■ CHALLENGE: Restate the entire listing word for word.

■ STORED RECORDS:
■ ■ ■ ■ ■ ■ ■

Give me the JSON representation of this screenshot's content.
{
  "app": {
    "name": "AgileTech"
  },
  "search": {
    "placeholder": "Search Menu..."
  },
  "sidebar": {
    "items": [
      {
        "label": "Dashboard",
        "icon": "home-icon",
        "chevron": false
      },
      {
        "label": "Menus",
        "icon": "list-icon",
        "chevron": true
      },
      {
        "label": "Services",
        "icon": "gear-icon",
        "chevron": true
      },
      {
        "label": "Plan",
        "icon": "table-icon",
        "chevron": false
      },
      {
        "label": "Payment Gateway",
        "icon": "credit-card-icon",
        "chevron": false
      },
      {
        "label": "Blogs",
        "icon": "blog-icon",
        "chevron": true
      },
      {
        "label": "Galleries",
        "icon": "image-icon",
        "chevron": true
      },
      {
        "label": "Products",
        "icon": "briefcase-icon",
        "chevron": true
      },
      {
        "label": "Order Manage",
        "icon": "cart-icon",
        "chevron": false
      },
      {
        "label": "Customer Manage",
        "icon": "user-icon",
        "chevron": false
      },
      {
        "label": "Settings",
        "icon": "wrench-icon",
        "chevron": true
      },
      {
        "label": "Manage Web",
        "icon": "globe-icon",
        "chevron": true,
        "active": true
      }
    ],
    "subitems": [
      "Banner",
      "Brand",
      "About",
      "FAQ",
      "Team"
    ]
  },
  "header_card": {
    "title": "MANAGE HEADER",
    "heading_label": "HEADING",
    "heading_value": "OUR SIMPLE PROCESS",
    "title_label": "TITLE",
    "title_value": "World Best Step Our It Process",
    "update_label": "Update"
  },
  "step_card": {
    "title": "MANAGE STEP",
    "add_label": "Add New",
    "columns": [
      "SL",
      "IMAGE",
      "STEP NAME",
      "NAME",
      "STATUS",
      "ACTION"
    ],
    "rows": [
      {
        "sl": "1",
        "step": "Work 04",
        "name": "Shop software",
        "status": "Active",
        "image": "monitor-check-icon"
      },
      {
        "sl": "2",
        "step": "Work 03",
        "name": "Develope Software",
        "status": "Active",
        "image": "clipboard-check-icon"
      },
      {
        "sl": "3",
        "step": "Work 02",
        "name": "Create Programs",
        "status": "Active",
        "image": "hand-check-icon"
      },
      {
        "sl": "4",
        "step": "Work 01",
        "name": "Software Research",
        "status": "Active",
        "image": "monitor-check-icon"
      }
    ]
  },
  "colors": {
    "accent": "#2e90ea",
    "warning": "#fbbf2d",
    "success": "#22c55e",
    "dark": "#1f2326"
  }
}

■ ■ ■ ■ ■ ■ ■

■ EXERCISE RESPONSE:
Give me the JSON representation of this screenshot's content.
{
  "app": {
    "name": "AgileTech"
  },
  "search": {
    "placeholder": "Search Menu..."
  },
  "sidebar": {
    "items": [
      {
        "label": "Dashboard",
        "icon": "home-icon",
        "chevron": false
      },
      {
        "label": "Menus",
        "icon": "list-icon",
        "chevron": true
      },
      {
        "label": "Services",
        "icon": "gear-icon",
        "chevron": true
      },
      {
        "label": "Plan",
        "icon": "table-icon",
        "chevron": false
      },
      {
        "label": "Payment Gateway",
        "icon": "credit-card-icon",
        "chevron": false
      },
      {
        "label": "Blogs",
        "icon": "blog-icon",
        "chevron": true
      },
      {
        "label": "Galleries",
        "icon": "image-icon",
        "chevron": true
      },
      {
        "label": "Products",
        "icon": "briefcase-icon",
        "chevron": true
      },
      {
        "label": "Order Manage",
        "icon": "cart-icon",
        "chevron": false
      },
      {
        "label": "Customer Manage",
        "icon": "user-icon",
        "chevron": false
      },
      {
        "label": "Settings",
        "icon": "wrench-icon",
        "chevron": true
      },
      {
        "label": "Manage Web",
        "icon": "globe-icon",
        "chevron": true,
        "active": true
      }
    ],
    "subitems": [
      "Banner",
      "Brand",
      "About",
      "FAQ",
      "Team"
    ]
  },
  "header_card": {
    "title": "MANAGE HEADER",
    "heading_label": "HEADING",
    "heading_value": "OUR SIMPLE PROCESS",
    "title_label": "TITLE",
    "title_value": "World Best Step Our It Process",
    "update_label": "Update"
  },
  "step_card": {
    "title": "MANAGE STEP",
    "add_label": "Add New",
    "columns": [
      "SL",
      "IMAGE",
      "STEP NAME",
      "NAME",
      "STATUS",
      "ACTION"
    ],
    "rows": [
      {
        "sl": "1",
        "step": "Work 04",
        "name": "Shop software",
        "status": "Active",
        "image": "monitor-check-icon"
      },
      {
        "sl": "2",
        "step": "Work 03",
        "name": "Develope Software",
        "status": "Active",
        "image": "clipboard-check-icon"
      },
      {
        "sl": "3",
        "step": "Work 02",
        "name": "Create Programs",
        "status": "Active",
        "image": "hand-check-icon"
      },
      {
        "sl": "4",
        "step": "Work 01",
        "name": "Software Research",
        "status": "Active",
        "image": "monitor-check-icon"
      }
    ]
  },
  "colors": {
    "accent": "#2e90ea",
    "warning": "#fbbf2d",
    "success": "#22c55e",
    "dark": "#1f2326"
  }
}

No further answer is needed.